* [Written exercise]:
Without the pictures, write out all the lines below exactly as they appear.
⟨
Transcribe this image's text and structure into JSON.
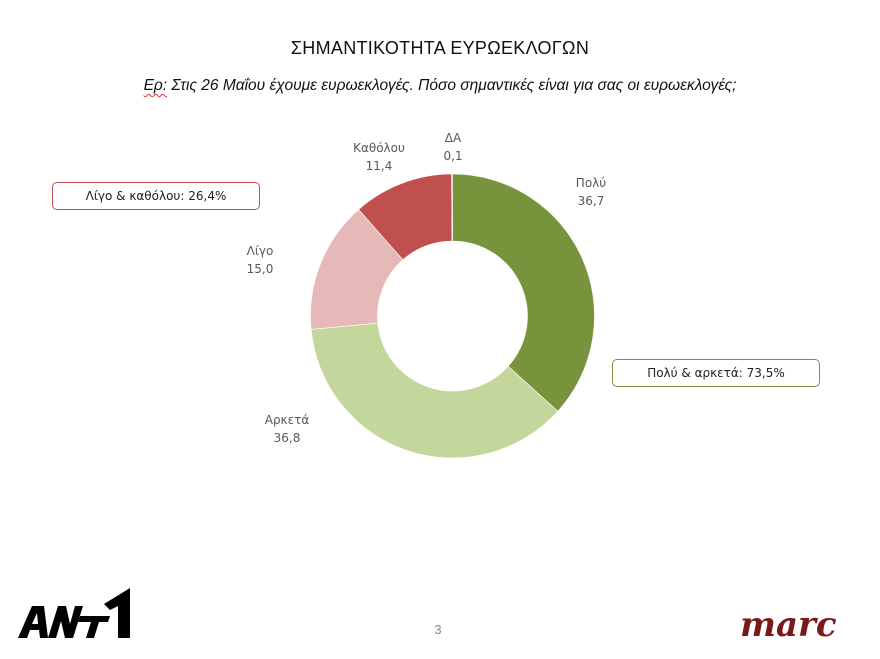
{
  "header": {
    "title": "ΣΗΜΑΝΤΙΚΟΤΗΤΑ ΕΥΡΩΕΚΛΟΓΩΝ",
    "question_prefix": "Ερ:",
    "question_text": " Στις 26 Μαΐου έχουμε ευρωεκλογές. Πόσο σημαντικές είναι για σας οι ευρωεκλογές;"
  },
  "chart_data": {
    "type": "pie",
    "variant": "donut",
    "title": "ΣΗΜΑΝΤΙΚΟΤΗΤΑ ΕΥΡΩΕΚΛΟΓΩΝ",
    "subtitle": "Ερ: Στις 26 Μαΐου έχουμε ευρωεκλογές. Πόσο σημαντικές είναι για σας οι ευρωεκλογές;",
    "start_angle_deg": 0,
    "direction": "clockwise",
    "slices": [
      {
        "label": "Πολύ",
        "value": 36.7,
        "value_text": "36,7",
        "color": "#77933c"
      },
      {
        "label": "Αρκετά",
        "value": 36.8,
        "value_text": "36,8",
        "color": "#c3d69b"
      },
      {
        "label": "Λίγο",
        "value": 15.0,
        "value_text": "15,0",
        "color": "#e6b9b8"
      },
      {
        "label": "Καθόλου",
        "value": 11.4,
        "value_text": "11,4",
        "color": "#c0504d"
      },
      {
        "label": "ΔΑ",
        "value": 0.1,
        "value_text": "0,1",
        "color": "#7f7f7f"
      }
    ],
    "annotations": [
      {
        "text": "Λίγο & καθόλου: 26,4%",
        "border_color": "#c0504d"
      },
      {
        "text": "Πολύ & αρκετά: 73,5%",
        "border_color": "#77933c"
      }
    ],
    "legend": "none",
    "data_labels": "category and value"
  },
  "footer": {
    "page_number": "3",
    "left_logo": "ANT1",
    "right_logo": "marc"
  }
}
⟩
* [Written answer]:
Transcribe this image's text and structure into JSON.
{
  "header": {
    "title": "ΣΗΜΑΝΤΙΚΟΤΗΤΑ ΕΥΡΩΕΚΛΟΓΩΝ",
    "question_prefix": "Ερ:",
    "question_text": " Στις 26 Μαΐου έχουμε ευρωεκλογές. Πόσο σημαντικές είναι για σας οι ευρωεκλογές;"
  },
  "chart_data": {
    "type": "pie",
    "variant": "donut",
    "title": "ΣΗΜΑΝΤΙΚΟΤΗΤΑ ΕΥΡΩΕΚΛΟΓΩΝ",
    "subtitle": "Ερ: Στις 26 Μαΐου έχουμε ευρωεκλογές. Πόσο σημαντικές είναι για σας οι ευρωεκλογές;",
    "start_angle_deg": 0,
    "direction": "clockwise",
    "slices": [
      {
        "label": "Πολύ",
        "value": 36.7,
        "value_text": "36,7",
        "color": "#77933c"
      },
      {
        "label": "Αρκετά",
        "value": 36.8,
        "value_text": "36,8",
        "color": "#c3d69b"
      },
      {
        "label": "Λίγο",
        "value": 15.0,
        "value_text": "15,0",
        "color": "#e6b9b8"
      },
      {
        "label": "Καθόλου",
        "value": 11.4,
        "value_text": "11,4",
        "color": "#c0504d"
      },
      {
        "label": "ΔΑ",
        "value": 0.1,
        "value_text": "0,1",
        "color": "#7f7f7f"
      }
    ],
    "annotations": [
      {
        "text": "Λίγο & καθόλου: 26,4%",
        "border_color": "#c0504d"
      },
      {
        "text": "Πολύ & αρκετά: 73,5%",
        "border_color": "#77933c"
      }
    ],
    "legend": "none",
    "data_labels": "category and value"
  },
  "footer": {
    "page_number": "3",
    "left_logo": "ANT1",
    "right_logo": "marc"
  }
}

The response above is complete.